Work required: Restate each line word for word. Leave out every picture.

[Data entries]
============

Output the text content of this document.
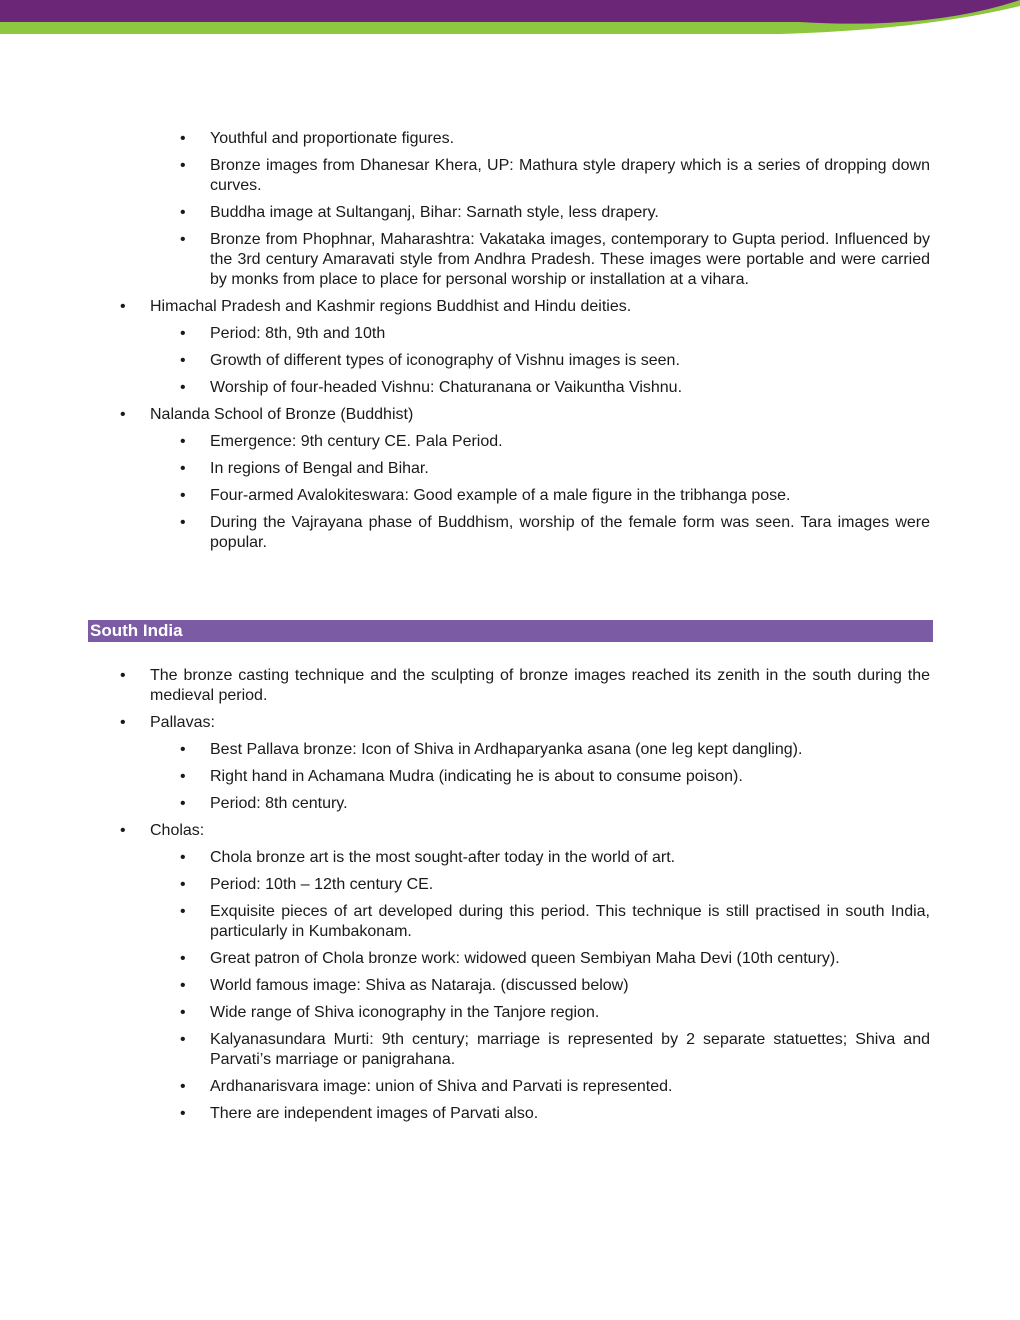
• Youthful and proportionate figures.
• Bronze images from Dhanesar Khera, UP: Mathura style drapery which is a series of dropping down curves.
• Buddha image at Sultanganj, Bihar: Sarnath style, less drapery.
• Bronze from Phophnar, Maharashtra: Vakataka images, contemporary to Gupta period. Influenced by the 3rd century Amaravati style from Andhra Pradesh. These images were portable and were carried by monks from place to place for personal worship or installation at a vihara.
• Himachal Pradesh and Kashmir regions Buddhist and Hindu deities.
• Period: 8th, 9th and 10th
• Growth of different types of iconography of Vishnu images is seen.
• Worship of four-headed Vishnu: Chaturanana or Vaikuntha Vishnu.
• Nalanda School of Bronze (Buddhist)
• Emergence: 9th century CE. Pala Period.
• In regions of Bengal and Bihar.
• Four-armed Avalokiteswara: Good example of a male figure in the tribhanga pose.
• During the Vajrayana phase of Buddhism, worship of the female form was seen. Tara images were popular.
South India
• The bronze casting technique and the sculpting of bronze images reached its zenith in the south during the medieval period.
• Pallavas:
• Best Pallava bronze: Icon of Shiva in Ardhaparyanka asana (one leg kept dangling).
• Right hand in Achamana Mudra (indicating he is about to consume poison).
• Period: 8th century.
• Cholas:
• Chola bronze art is the most sought-after today in the world of art.
• Period: 10th – 12th century CE.
• Exquisite pieces of art developed during this period. This technique is still practised in south India, particularly in Kumbakonam.
• Great patron of Chola bronze work: widowed queen Sembiyan Maha Devi (10th century).
• World famous image: Shiva as Nataraja. (discussed below)
• Wide range of Shiva iconography in the Tanjore region.
• Kalyanasundara Murti: 9th century; marriage is represented by 2 separate statuettes; Shiva and Parvati’s marriage or panigrahana.
• Ardhanarisvara image: union of Shiva and Parvati is represented.
• There are independent images of Parvati also.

============

Result below:
Output the text content of this document.
• Youthful and proportionate figures.
• Bronze images from Dhanesar Khera, UP: Mathura style drapery which is a series of dropping down curves.
• Buddha image at Sultanganj, Bihar: Sarnath style, less drapery.
• Bronze from Phophnar, Maharashtra: Vakataka images, contemporary to Gupta period. Influenced by the 3rd century Amaravati style from Andhra Pradesh. These images were portable and were carried by monks from place to place for personal worship or installation at a vihara.
• Himachal Pradesh and Kashmir regions Buddhist and Hindu deities.
• Period: 8th, 9th and 10th
• Growth of different types of iconography of Vishnu images is seen.
• Worship of four-headed Vishnu: Chaturanana or Vaikuntha Vishnu.
• Nalanda School of Bronze (Buddhist)
• Emergence: 9th century CE. Pala Period.
• In regions of Bengal and Bihar.
• Four-armed Avalokiteswara: Good example of a male figure in the tribhanga pose.
• During the Vajrayana phase of Buddhism, worship of the female form was seen. Tara images were popular.
South India
• The bronze casting technique and the sculpting of bronze images reached its zenith in the south during the medieval period.
• Pallavas:
• Best Pallava bronze: Icon of Shiva in Ardhaparyanka asana (one leg kept dangling).
• Right hand in Achamana Mudra (indicating he is about to consume poison).
• Period: 8th century.
• Cholas:
• Chola bronze art is the most sought-after today in the world of art.
• Period: 10th – 12th century CE.
• Exquisite pieces of art developed during this period. This technique is still practised in south India, particularly in Kumbakonam.
• Great patron of Chola bronze work: widowed queen Sembiyan Maha Devi (10th century).
• World famous image: Shiva as Nataraja. (discussed below)
• Wide range of Shiva iconography in the Tanjore region.
• Kalyanasundara Murti: 9th century; marriage is represented by 2 separate statuettes; Shiva and Parvati’s marriage or panigrahana.
• Ardhanarisvara image: union of Shiva and Parvati is represented.
• There are independent images of Parvati also.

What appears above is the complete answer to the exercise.